Task requirements
Repeat every entry word for word, but leave the images out of your copy.

Exercise input

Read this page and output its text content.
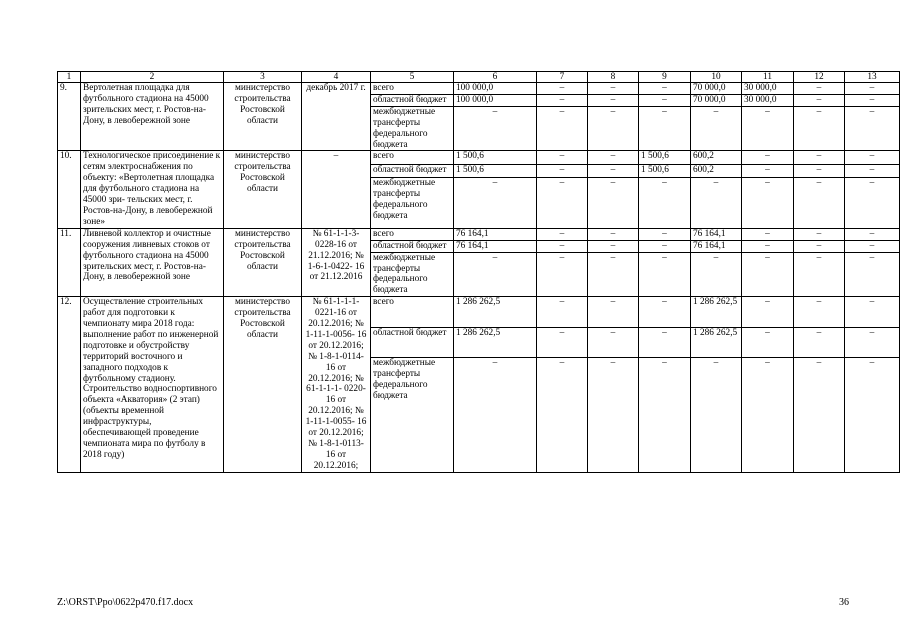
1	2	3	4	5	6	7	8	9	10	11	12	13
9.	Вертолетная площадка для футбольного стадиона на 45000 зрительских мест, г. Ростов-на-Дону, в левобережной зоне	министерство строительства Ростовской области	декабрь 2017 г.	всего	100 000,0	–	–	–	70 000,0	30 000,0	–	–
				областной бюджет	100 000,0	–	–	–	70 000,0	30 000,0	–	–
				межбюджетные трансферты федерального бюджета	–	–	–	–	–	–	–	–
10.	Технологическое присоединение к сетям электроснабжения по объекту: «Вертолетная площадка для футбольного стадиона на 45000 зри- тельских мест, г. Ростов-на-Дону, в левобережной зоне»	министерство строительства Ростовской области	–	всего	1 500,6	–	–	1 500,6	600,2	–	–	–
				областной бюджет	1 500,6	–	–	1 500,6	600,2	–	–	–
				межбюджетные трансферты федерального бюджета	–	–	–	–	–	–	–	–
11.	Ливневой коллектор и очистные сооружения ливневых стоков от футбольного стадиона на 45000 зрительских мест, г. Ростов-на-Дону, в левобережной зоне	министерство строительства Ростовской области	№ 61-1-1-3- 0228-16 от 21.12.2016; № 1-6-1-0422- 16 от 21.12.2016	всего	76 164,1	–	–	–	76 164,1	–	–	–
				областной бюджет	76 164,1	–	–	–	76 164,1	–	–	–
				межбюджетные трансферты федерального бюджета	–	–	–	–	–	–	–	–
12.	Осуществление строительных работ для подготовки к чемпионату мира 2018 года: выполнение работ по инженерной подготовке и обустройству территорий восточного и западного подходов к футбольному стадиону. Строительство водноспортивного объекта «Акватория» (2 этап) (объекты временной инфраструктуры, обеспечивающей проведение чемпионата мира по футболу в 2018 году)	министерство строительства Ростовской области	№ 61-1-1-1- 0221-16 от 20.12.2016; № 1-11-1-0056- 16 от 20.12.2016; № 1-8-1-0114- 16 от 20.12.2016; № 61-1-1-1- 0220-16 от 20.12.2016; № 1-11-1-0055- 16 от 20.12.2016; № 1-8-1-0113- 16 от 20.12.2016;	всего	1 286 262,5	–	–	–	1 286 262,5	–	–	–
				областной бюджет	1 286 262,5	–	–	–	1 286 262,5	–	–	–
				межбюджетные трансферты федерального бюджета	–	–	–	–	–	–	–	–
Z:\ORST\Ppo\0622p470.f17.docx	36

Exercise solution
Read this page and output its text content.
1	2	3	4	5	6	7	8	9	10	11	12	13
9.	Вертолетная площадка для футбольного стадиона на 45000 зрительских мест, г. Ростов-на-Дону, в левобережной зоне	министерство строительства Ростовской области	декабрь 2017 г.	всего	100 000,0	–	–	–	70 000,0	30 000,0	–	–
				областной бюджет	100 000,0	–	–	–	70 000,0	30 000,0	–	–
				межбюджетные трансферты федерального бюджета	–	–	–	–	–	–	–	–
10.	Технологическое присоединение к сетям электроснабжения по объекту: «Вертолетная площадка для футбольного стадиона на 45000 зри- тельских мест, г. Ростов-на-Дону, в левобережной зоне»	министерство строительства Ростовской области	–	всего	1 500,6	–	–	1 500,6	600,2	–	–	–
				областной бюджет	1 500,6	–	–	1 500,6	600,2	–	–	–
				межбюджетные трансферты федерального бюджета	–	–	–	–	–	–	–	–
11.	Ливневой коллектор и очистные сооружения ливневых стоков от футбольного стадиона на 45000 зрительских мест, г. Ростов-на-Дону, в левобережной зоне	министерство строительства Ростовской области	№ 61-1-1-3- 0228-16 от 21.12.2016; № 1-6-1-0422- 16 от 21.12.2016	всего	76 164,1	–	–	–	76 164,1	–	–	–
				областной бюджет	76 164,1	–	–	–	76 164,1	–	–	–
				межбюджетные трансферты федерального бюджета	–	–	–	–	–	–	–	–
12.	Осуществление строительных работ для подготовки к чемпионату мира 2018 года: выполнение работ по инженерной подготовке и обустройству территорий восточного и западного подходов к футбольному стадиону. Строительство водноспортивного объекта «Акватория» (2 этап) (объекты временной инфраструктуры, обеспечивающей проведение чемпионата мира по футболу в 2018 году)	министерство строительства Ростовской области	№ 61-1-1-1- 0221-16 от 20.12.2016; № 1-11-1-0056- 16 от 20.12.2016; № 1-8-1-0114- 16 от 20.12.2016; № 61-1-1-1- 0220-16 от 20.12.2016; № 1-11-1-0055- 16 от 20.12.2016; № 1-8-1-0113- 16 от 20.12.2016;	всего	1 286 262,5	–	–	–	1 286 262,5	–	–	–
				областной бюджет	1 286 262,5	–	–	–	1 286 262,5	–	–	–
				межбюджетные трансферты федерального бюджета	–	–	–	–	–	–	–	–
Z:\ORST\Ppo\0622p470.f17.docx	36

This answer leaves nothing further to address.